┌──

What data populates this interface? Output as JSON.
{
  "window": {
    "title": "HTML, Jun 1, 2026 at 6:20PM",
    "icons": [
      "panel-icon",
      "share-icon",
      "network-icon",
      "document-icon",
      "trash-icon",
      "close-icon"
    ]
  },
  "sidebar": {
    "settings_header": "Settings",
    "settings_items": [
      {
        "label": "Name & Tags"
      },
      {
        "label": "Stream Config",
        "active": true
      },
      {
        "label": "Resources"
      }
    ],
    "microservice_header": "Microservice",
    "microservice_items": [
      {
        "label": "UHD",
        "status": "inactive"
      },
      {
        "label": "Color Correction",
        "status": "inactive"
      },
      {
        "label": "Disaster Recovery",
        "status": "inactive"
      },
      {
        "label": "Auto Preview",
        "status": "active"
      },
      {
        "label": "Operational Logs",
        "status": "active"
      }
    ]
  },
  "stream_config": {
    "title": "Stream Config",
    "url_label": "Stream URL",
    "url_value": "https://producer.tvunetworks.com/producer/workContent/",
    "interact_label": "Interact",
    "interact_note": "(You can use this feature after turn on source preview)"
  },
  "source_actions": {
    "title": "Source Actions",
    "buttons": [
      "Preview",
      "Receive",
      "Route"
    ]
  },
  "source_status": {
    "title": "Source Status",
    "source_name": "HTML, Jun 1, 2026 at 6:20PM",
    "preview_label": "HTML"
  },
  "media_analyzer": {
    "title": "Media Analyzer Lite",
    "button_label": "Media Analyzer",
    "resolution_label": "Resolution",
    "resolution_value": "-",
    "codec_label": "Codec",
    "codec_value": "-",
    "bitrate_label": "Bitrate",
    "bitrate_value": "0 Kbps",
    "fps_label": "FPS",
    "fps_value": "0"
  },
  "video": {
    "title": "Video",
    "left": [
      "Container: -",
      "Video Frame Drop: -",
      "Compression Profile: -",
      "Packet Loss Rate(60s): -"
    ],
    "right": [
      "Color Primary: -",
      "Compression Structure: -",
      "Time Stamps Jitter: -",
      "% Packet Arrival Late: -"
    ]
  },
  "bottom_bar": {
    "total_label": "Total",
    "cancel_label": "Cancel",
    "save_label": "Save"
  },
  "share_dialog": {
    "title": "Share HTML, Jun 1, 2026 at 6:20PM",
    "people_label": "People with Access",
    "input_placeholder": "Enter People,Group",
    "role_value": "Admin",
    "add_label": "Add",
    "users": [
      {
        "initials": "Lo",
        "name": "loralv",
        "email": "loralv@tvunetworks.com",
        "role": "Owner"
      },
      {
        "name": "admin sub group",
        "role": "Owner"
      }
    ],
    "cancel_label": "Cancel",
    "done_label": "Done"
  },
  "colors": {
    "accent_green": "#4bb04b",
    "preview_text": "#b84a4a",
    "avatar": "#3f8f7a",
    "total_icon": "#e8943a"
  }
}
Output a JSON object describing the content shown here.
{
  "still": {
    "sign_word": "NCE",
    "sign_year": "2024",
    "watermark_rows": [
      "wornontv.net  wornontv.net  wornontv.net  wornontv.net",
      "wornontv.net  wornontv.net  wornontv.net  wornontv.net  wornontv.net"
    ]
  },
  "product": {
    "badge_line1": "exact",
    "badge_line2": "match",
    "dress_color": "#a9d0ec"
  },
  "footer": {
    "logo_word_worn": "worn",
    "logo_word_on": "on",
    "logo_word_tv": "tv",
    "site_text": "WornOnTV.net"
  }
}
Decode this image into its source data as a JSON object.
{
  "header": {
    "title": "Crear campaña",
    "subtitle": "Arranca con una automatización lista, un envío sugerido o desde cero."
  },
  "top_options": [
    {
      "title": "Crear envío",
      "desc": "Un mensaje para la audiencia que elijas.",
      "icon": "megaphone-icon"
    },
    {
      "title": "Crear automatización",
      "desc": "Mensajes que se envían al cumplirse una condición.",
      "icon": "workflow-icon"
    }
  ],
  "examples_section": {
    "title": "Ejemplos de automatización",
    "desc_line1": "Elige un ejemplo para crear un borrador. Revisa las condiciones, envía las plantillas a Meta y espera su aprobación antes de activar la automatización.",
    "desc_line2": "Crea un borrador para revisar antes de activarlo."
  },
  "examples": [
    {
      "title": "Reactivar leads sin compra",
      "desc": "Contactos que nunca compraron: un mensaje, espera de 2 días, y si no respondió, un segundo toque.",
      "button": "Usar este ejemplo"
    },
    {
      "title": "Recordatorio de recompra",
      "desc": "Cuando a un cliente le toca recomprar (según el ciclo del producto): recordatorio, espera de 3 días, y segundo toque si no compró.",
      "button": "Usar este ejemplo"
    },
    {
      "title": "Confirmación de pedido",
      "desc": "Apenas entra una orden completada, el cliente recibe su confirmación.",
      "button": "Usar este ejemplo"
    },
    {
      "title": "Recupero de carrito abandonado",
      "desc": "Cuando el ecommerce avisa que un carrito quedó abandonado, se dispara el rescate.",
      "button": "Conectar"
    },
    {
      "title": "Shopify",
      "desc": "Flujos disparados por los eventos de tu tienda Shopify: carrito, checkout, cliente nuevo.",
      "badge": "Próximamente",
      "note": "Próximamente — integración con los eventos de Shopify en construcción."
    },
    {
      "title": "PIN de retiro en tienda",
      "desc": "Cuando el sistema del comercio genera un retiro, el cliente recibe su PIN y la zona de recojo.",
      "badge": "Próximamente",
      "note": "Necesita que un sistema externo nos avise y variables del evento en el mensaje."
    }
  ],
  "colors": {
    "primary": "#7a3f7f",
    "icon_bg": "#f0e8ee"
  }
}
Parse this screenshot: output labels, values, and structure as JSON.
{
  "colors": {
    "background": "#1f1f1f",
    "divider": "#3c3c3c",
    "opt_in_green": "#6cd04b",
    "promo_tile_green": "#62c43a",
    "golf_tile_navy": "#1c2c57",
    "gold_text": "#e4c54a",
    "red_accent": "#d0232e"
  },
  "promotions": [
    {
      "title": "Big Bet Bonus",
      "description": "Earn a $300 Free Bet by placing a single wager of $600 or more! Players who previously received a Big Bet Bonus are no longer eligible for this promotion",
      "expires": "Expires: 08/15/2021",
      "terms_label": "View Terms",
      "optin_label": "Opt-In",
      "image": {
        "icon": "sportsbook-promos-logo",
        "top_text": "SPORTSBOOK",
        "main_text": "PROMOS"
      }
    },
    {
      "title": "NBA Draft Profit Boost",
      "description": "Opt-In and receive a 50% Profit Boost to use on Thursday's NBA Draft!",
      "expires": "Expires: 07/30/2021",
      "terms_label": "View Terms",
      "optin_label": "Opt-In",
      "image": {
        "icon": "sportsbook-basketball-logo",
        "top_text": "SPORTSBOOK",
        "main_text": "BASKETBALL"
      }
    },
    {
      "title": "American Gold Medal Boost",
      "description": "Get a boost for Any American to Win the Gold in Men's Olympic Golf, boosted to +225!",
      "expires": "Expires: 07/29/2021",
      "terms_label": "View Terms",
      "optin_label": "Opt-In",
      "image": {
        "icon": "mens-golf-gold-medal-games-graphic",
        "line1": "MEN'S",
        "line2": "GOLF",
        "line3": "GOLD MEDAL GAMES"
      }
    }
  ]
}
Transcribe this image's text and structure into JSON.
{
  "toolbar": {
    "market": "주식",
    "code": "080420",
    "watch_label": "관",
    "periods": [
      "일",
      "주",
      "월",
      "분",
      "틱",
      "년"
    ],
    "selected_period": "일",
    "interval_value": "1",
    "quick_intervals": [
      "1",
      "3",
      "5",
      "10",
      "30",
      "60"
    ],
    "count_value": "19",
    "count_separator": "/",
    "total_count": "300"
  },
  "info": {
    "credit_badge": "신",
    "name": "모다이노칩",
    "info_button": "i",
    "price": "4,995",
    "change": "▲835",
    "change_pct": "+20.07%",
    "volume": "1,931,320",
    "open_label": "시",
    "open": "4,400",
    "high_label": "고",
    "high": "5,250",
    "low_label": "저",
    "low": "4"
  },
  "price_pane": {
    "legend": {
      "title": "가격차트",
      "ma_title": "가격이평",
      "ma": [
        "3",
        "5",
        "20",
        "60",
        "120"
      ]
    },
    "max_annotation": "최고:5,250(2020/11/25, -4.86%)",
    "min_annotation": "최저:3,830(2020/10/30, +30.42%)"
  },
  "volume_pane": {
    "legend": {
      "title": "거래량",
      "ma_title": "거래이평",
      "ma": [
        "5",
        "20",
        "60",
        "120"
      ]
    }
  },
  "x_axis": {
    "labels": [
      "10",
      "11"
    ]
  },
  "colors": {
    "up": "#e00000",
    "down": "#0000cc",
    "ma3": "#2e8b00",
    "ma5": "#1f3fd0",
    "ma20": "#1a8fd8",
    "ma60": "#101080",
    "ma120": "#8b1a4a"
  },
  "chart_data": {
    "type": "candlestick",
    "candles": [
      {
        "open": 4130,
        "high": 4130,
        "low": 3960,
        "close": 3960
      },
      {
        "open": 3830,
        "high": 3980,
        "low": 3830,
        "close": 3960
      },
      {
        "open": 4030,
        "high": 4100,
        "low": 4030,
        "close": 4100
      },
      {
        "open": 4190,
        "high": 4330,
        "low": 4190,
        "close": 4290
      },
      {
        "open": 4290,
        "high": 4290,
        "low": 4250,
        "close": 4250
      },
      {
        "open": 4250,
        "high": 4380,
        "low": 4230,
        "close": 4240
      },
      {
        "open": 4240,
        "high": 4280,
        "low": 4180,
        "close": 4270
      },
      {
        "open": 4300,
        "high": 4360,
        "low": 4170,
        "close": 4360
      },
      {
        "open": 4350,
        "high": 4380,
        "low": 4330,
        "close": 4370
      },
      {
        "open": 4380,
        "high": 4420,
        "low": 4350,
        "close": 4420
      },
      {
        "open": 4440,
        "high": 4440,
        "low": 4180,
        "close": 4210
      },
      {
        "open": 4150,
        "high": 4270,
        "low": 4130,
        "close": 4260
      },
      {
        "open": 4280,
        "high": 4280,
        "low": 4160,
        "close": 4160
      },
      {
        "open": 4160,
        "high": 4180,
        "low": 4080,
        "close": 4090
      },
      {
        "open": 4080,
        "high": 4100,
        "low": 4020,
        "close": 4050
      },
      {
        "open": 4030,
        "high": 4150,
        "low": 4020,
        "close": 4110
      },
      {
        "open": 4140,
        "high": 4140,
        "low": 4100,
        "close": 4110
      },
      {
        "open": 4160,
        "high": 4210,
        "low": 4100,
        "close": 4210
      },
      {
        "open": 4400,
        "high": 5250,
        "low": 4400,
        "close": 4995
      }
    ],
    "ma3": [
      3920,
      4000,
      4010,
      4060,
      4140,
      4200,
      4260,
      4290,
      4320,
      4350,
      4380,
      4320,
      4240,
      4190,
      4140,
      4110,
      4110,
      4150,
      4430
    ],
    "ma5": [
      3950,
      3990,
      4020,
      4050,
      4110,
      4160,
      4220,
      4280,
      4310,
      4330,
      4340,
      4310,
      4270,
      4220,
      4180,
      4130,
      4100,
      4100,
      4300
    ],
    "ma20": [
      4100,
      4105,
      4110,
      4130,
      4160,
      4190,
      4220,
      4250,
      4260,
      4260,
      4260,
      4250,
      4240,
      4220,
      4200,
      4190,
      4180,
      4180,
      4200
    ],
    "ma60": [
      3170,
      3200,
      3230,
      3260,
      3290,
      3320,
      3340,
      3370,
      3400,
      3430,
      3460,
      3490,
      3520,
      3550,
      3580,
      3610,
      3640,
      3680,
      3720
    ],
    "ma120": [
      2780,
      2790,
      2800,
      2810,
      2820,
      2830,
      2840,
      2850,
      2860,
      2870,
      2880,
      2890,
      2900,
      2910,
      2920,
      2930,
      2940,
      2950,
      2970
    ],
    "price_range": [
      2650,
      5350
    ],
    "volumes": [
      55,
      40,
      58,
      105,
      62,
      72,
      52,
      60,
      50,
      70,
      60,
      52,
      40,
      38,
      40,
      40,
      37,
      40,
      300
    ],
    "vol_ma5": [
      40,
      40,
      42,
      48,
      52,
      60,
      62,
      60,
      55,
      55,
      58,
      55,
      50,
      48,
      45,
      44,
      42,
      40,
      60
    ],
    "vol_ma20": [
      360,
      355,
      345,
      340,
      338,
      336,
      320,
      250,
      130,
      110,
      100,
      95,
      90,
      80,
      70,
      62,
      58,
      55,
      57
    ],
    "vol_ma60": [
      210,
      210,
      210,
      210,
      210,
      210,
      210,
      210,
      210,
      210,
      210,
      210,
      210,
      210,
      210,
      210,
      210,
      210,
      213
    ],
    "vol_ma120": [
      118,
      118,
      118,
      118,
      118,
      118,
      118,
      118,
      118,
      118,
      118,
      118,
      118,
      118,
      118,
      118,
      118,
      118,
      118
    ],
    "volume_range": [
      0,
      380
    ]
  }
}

└──

Stated task. Gather all lines where the word "espera" appears.

Answer to the exercise.
    "desc_line1": "Elige un ejemplo para crear un borrador. Revisa las condiciones, envía las plantillas a Meta y espera su aprobación antes de activar la automatización.",
      "desc": "Contactos que nunca compraron: un mensaje, espera de 2 días, y si no respondió, un segundo toque.",
      "desc": "Cuando a un cliente le toca recomprar (según el ciclo del producto): recordatorio, espera de 3 días, y segundo toque si no compró.",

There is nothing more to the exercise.